EXERCISE: Copy out the lines, unchanged, in the stretch from the line containing "List each element" through the line containing "desktop-artwork (617, 207, 1322, 708)", and nothing else from the records.

* begin *

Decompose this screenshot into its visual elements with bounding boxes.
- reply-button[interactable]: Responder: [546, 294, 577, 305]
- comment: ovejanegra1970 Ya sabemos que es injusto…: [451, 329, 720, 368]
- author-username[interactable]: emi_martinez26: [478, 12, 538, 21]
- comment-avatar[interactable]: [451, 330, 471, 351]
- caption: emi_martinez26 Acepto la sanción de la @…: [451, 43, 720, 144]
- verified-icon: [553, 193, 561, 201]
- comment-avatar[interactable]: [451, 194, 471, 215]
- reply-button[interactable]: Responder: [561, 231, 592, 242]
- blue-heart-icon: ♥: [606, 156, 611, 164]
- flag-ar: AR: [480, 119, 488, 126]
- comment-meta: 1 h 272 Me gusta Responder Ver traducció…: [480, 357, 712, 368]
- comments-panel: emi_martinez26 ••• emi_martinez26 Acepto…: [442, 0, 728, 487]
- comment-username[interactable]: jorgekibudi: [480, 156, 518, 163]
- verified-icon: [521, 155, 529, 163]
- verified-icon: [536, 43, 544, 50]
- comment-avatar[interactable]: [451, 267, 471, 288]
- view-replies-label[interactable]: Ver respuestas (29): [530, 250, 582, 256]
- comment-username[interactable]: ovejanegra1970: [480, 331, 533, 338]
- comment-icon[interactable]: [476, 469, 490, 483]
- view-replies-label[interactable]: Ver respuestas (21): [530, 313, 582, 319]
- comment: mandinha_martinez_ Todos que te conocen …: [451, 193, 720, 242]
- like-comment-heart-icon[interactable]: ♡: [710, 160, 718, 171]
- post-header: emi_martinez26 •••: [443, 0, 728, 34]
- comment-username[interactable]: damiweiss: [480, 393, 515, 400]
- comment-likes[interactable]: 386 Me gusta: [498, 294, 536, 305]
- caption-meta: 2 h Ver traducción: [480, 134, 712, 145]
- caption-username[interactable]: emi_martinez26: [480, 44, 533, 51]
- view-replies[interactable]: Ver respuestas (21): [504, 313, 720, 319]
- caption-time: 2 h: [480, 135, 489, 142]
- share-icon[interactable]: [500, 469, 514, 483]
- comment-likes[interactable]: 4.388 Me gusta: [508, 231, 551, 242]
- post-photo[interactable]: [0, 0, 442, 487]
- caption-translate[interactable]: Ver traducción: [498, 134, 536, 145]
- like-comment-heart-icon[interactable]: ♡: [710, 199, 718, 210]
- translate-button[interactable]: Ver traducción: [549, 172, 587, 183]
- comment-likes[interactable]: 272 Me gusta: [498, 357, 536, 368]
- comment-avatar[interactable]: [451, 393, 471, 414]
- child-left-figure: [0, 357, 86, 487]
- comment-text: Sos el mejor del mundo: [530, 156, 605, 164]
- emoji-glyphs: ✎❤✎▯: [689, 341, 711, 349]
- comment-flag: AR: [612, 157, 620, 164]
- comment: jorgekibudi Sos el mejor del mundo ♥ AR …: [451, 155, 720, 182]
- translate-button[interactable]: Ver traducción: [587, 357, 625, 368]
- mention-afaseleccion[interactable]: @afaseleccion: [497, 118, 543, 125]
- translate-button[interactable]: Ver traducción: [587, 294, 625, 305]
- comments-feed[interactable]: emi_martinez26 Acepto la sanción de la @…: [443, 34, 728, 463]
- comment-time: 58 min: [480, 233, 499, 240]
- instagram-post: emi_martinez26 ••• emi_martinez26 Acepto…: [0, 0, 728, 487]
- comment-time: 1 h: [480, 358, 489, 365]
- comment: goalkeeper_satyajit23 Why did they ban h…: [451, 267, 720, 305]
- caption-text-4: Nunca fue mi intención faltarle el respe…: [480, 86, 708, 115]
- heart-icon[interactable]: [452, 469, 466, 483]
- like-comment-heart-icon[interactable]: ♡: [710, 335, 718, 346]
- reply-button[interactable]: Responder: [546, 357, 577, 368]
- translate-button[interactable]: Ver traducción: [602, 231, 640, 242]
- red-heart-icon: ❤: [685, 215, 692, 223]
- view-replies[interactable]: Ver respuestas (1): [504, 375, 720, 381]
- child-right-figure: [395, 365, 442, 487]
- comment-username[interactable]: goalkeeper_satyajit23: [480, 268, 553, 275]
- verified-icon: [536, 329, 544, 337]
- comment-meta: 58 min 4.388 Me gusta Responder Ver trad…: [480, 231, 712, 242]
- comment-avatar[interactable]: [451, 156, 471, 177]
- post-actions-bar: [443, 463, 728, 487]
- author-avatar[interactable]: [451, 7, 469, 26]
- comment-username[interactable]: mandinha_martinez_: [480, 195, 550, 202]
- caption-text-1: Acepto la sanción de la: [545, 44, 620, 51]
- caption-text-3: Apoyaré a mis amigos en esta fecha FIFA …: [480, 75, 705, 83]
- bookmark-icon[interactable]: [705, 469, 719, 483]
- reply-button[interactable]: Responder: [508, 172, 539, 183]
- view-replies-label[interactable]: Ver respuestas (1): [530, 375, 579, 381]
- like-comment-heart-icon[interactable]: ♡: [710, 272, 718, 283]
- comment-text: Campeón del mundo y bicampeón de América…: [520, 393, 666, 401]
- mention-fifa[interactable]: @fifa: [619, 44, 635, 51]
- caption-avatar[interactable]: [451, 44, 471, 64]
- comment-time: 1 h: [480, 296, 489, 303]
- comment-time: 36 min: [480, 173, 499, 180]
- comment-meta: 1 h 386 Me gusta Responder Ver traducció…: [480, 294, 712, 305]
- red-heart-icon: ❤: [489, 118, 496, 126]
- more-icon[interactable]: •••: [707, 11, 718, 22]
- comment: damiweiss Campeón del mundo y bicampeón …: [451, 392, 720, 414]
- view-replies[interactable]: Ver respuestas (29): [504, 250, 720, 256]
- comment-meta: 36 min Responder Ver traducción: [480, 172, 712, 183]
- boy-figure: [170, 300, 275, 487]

* end *
* begin *

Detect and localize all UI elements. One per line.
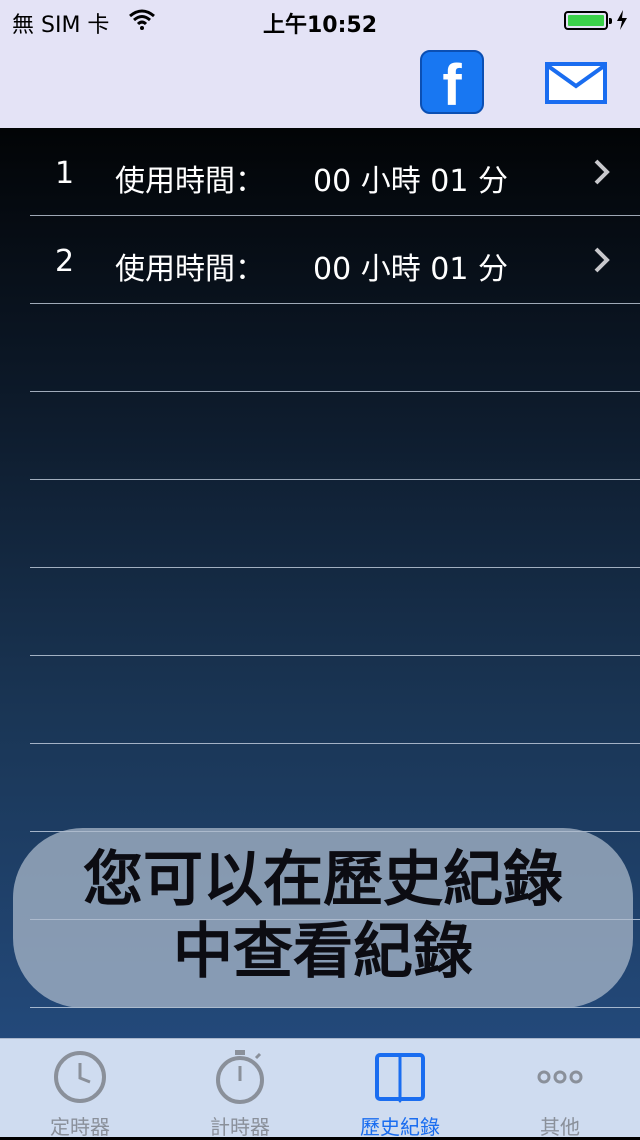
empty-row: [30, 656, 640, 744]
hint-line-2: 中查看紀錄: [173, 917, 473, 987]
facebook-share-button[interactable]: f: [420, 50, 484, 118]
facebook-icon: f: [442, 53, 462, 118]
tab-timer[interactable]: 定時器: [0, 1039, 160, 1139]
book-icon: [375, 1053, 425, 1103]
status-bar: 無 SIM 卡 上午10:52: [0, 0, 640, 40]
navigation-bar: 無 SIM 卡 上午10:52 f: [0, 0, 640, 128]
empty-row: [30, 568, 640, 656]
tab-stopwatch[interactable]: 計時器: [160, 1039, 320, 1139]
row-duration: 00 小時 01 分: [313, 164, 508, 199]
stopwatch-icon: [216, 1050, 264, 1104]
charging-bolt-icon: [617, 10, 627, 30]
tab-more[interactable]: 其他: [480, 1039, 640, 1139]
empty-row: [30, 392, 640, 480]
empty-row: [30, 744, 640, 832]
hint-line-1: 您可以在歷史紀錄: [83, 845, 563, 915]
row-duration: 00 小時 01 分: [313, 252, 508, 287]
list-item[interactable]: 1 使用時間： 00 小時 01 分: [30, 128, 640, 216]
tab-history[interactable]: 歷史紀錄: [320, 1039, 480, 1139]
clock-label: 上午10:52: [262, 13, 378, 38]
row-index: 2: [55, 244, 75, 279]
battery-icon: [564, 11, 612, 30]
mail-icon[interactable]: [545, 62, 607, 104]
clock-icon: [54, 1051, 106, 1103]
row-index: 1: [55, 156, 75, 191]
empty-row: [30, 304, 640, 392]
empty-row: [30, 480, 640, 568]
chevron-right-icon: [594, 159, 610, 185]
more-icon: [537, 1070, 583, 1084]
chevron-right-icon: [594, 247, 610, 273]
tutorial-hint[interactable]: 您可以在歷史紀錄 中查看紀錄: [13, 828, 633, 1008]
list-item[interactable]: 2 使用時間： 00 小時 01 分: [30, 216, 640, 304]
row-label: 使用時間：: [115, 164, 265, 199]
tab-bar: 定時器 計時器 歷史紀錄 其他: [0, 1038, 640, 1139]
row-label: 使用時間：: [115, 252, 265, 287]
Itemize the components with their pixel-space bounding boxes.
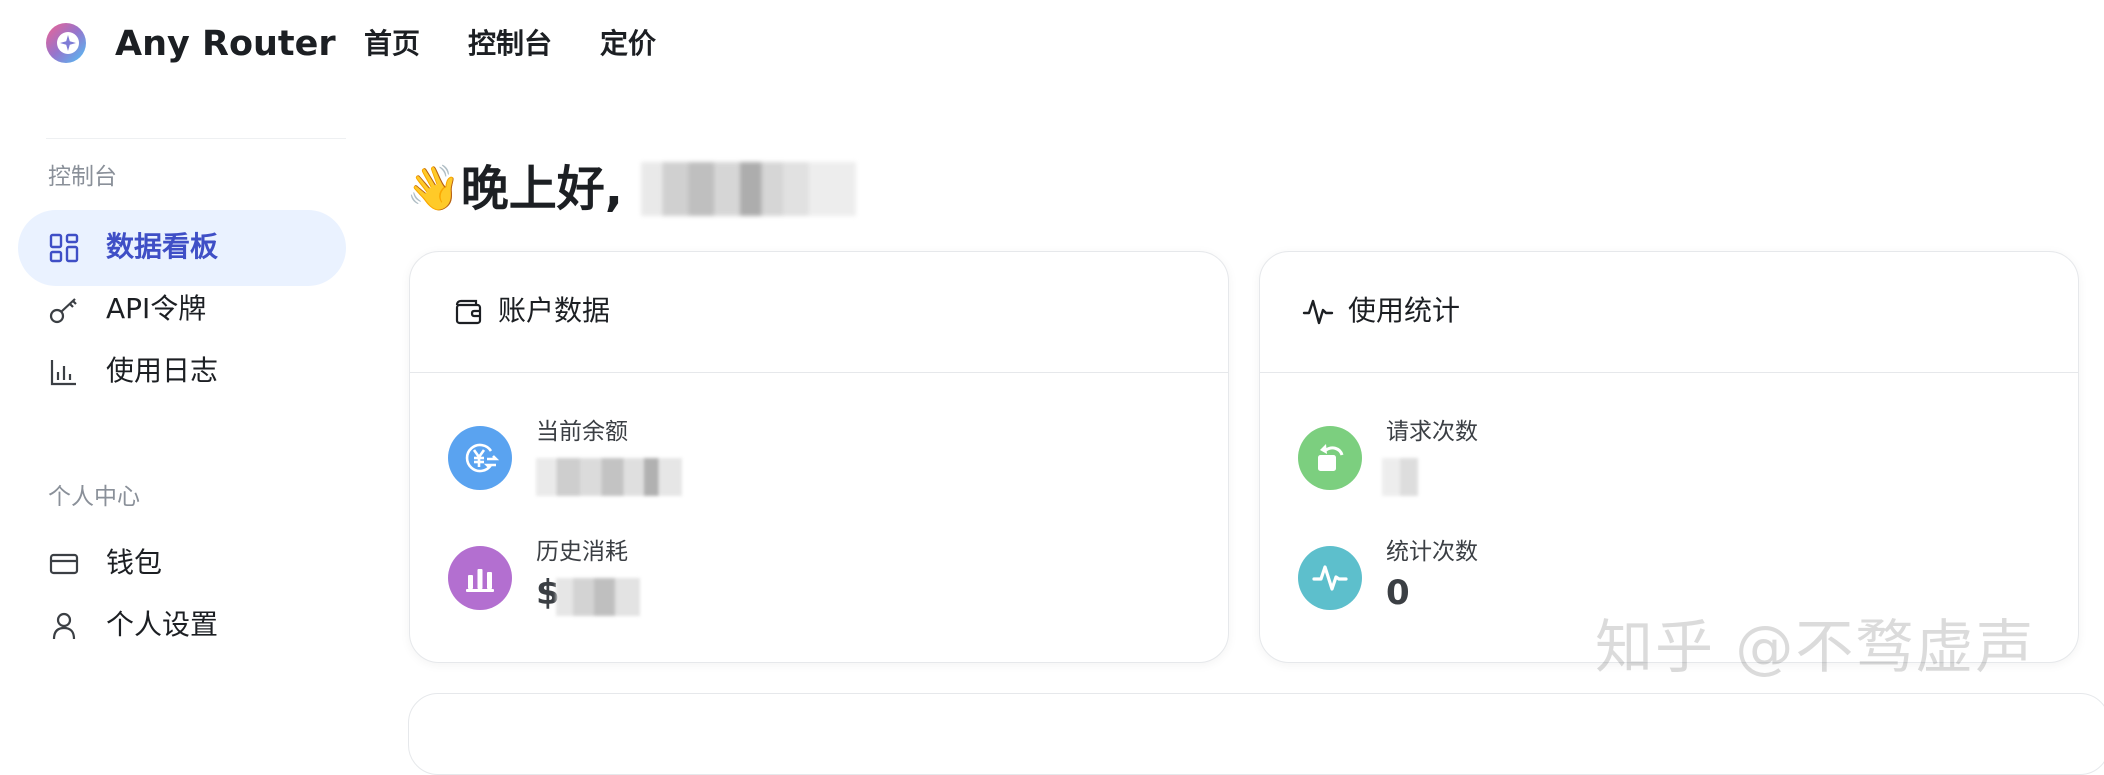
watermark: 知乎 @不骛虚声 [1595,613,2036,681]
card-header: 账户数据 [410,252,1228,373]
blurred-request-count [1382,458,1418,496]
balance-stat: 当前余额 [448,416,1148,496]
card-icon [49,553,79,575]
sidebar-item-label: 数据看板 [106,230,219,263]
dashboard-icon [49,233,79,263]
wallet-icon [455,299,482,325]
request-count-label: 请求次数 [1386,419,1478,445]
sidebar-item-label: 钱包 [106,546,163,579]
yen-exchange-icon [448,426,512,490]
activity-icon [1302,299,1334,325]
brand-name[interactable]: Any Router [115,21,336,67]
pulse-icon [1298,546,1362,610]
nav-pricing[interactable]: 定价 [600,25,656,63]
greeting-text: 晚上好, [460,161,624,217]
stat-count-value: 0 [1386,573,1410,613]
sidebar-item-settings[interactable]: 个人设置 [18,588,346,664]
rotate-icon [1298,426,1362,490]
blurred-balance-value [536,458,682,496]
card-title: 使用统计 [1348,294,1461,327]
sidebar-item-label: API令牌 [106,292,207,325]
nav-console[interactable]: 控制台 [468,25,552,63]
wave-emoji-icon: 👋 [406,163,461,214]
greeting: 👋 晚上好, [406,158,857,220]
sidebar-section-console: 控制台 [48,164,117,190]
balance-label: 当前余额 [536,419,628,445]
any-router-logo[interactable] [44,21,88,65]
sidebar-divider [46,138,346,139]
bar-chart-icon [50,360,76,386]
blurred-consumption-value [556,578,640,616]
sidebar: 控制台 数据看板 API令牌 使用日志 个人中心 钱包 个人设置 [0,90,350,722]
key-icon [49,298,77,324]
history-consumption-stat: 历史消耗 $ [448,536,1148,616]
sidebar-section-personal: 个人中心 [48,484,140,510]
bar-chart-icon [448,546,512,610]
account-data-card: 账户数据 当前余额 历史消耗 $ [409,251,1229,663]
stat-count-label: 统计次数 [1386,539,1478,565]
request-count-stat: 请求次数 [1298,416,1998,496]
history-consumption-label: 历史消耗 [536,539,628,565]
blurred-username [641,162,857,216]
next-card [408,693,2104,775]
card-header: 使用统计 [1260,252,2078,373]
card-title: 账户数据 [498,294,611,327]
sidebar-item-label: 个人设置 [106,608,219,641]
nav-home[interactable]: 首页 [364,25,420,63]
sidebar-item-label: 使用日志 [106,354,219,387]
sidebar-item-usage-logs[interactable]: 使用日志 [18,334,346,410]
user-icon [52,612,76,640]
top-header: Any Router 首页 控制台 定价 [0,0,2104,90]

* end *
* begin *

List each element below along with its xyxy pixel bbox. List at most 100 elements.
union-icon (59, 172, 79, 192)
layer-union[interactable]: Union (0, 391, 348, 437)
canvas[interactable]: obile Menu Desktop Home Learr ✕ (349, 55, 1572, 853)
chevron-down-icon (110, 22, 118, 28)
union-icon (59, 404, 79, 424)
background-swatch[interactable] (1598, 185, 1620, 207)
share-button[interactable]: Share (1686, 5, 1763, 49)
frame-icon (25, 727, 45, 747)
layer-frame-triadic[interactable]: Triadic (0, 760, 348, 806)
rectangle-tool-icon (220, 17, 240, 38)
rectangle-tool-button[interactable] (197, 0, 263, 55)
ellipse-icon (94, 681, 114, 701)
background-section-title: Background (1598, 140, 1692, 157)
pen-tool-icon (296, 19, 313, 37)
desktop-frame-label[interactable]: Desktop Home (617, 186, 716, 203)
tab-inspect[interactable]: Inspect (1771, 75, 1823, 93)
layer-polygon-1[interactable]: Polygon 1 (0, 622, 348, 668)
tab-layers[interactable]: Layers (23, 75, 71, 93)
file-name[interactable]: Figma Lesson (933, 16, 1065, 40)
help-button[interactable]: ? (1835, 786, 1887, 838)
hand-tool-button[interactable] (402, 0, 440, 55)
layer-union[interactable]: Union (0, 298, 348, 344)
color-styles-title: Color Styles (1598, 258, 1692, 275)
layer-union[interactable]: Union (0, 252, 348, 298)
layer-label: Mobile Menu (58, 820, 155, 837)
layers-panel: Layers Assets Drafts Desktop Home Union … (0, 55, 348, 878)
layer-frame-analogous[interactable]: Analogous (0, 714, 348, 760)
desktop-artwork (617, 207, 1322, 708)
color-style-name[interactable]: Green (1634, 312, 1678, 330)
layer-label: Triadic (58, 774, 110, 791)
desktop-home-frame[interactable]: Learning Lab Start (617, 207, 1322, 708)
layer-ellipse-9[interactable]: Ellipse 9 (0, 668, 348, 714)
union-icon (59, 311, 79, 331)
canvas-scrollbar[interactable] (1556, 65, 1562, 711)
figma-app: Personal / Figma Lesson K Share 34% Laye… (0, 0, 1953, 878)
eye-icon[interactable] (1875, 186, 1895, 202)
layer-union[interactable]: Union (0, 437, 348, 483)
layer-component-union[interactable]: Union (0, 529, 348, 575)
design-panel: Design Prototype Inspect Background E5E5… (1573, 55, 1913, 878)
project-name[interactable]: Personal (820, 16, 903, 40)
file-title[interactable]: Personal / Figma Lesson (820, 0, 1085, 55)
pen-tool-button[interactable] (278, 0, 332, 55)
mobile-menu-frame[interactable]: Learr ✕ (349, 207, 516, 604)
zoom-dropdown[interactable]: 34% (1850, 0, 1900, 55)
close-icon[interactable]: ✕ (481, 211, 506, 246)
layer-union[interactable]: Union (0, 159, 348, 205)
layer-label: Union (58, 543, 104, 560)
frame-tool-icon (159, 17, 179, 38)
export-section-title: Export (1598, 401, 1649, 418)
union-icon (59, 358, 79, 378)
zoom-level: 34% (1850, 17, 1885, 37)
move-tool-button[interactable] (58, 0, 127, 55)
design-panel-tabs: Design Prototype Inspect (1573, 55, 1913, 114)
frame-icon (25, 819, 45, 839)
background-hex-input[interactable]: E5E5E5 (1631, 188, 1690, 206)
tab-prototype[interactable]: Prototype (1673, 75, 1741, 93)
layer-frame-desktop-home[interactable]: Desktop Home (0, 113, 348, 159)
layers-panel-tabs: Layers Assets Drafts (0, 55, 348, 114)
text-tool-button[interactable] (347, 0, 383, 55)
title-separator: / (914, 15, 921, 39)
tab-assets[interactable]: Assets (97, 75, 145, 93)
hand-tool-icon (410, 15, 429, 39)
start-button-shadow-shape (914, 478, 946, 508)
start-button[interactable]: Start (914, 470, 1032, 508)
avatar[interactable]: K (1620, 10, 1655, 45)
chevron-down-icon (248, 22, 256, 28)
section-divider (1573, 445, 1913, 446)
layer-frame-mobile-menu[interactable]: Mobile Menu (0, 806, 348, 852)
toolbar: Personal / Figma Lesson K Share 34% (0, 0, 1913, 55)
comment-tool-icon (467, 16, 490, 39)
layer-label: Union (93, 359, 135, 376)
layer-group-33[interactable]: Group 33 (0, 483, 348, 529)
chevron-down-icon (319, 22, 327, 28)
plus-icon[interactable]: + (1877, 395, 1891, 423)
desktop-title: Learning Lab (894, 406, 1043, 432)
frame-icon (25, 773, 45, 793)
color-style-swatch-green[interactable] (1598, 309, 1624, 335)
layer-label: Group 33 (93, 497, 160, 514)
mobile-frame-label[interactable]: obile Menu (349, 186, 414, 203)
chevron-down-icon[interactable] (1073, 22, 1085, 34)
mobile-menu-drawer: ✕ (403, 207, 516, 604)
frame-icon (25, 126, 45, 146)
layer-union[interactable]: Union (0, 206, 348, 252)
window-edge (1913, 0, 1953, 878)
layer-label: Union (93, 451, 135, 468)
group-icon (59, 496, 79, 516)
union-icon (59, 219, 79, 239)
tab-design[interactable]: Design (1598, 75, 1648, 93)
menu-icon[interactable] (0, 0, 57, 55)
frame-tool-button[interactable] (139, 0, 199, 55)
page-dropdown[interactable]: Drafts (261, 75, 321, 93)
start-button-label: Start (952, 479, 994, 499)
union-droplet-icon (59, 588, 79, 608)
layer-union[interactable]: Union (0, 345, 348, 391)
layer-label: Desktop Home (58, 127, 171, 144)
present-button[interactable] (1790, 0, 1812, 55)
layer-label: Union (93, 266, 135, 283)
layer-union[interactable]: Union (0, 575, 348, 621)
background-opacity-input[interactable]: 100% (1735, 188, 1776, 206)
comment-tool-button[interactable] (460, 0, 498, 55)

* end *

RESPONSE TO THE TASK:
List each element below along with its xyxy pixel bbox. List at most 100 elements.
union-icon (59, 172, 79, 192)
layer-union[interactable]: Union (0, 391, 348, 437)
canvas[interactable]: obile Menu Desktop Home Learr ✕ (349, 55, 1572, 853)
chevron-down-icon (110, 22, 118, 28)
union-icon (59, 404, 79, 424)
background-swatch[interactable] (1598, 185, 1620, 207)
share-button[interactable]: Share (1686, 5, 1763, 49)
frame-icon (25, 727, 45, 747)
layer-frame-triadic[interactable]: Triadic (0, 760, 348, 806)
rectangle-tool-icon (220, 17, 240, 38)
rectangle-tool-button[interactable] (197, 0, 263, 55)
ellipse-icon (94, 681, 114, 701)
background-section-title: Background (1598, 140, 1692, 157)
pen-tool-icon (296, 19, 313, 37)
desktop-frame-label[interactable]: Desktop Home (617, 186, 716, 203)
tab-inspect[interactable]: Inspect (1771, 75, 1823, 93)
layer-polygon-1[interactable]: Polygon 1 (0, 622, 348, 668)
tab-layers[interactable]: Layers (23, 75, 71, 93)
file-name[interactable]: Figma Lesson (933, 16, 1065, 40)
help-button[interactable]: ? (1835, 786, 1887, 838)
hand-tool-button[interactable] (402, 0, 440, 55)
layer-union[interactable]: Union (0, 298, 348, 344)
color-styles-title: Color Styles (1598, 258, 1692, 275)
layer-union[interactable]: Union (0, 252, 348, 298)
layer-label: Mobile Menu (58, 820, 155, 837)
layers-panel: Layers Assets Drafts Desktop Home Union … (0, 55, 348, 878)
layer-frame-analogous[interactable]: Analogous (0, 714, 348, 760)
desktop-artwork (617, 207, 1322, 708)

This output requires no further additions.